● Short exercise: Extract from the listing each line in which the word "What" appears.

● Supplied information:
□ □ □
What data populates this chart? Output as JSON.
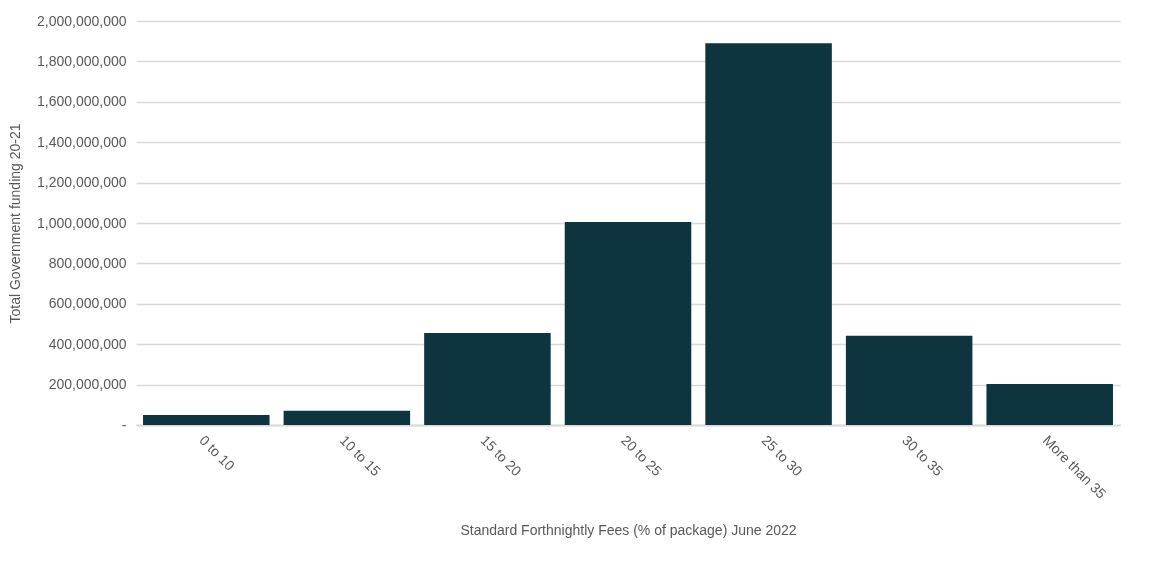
□ □ □
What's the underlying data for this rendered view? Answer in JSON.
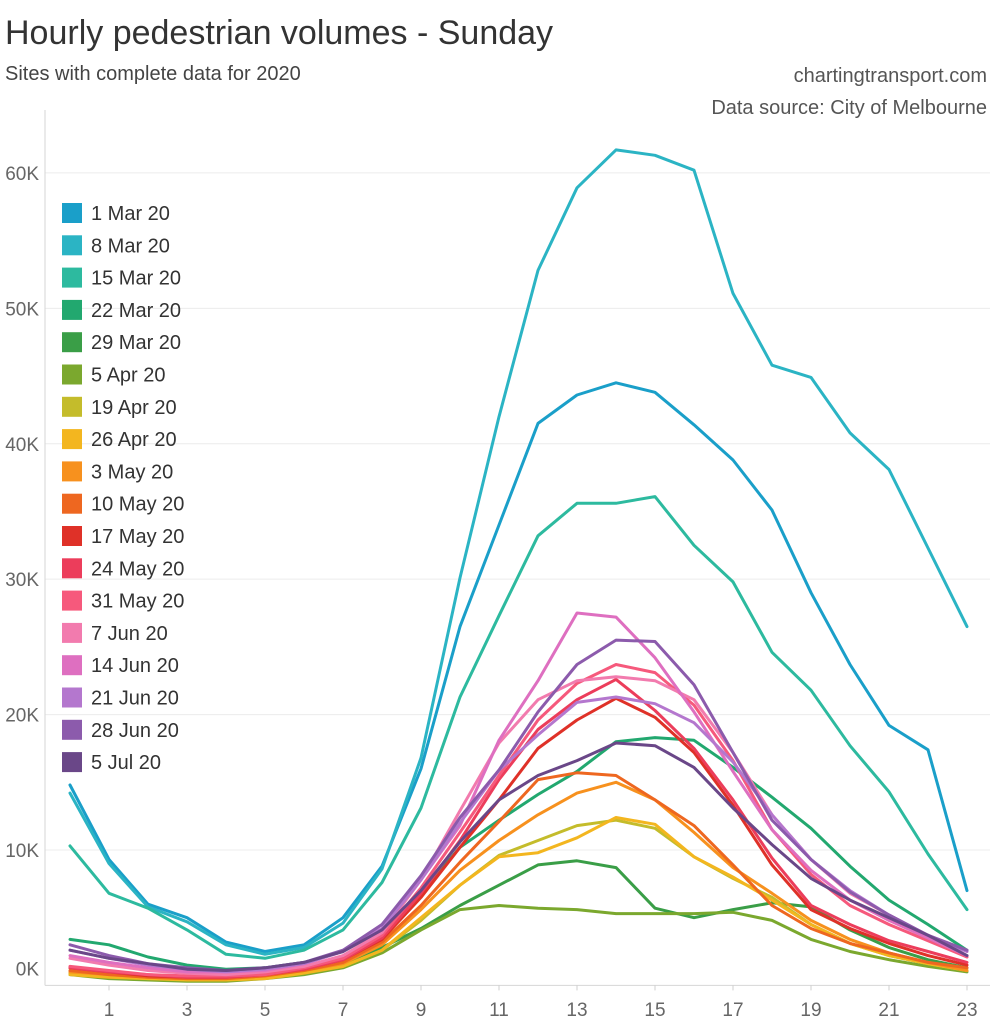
□ □ □
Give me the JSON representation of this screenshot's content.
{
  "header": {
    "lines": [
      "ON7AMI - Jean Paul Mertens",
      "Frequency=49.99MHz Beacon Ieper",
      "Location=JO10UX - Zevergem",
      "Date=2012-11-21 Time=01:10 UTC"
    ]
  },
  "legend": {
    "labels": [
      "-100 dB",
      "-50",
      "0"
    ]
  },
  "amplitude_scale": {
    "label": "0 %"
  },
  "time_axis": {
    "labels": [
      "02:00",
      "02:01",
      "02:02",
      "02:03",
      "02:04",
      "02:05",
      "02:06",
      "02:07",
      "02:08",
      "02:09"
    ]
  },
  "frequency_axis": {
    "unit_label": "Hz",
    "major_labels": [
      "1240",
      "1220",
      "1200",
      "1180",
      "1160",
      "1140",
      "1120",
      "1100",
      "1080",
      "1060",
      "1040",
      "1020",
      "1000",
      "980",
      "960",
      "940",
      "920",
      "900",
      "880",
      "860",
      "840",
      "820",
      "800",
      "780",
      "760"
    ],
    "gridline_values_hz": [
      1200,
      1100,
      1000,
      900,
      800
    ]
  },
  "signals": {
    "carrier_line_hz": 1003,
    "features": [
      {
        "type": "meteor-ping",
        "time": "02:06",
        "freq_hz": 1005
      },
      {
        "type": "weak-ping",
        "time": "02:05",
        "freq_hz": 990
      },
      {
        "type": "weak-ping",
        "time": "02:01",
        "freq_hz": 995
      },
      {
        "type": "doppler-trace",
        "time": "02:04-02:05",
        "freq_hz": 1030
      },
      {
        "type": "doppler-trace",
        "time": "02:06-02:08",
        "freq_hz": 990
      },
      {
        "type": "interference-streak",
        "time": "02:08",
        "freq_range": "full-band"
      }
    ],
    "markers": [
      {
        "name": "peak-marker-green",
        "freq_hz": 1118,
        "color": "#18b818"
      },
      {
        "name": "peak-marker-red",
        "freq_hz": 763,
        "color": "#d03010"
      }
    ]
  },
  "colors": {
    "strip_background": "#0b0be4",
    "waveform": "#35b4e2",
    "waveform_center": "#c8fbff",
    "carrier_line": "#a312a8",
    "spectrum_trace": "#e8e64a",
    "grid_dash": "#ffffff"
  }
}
□ □ □
● Answer for this exercise:
What data populates this chart? Output as JSON.
What's the underlying data for this rendered view? Answer in JSON.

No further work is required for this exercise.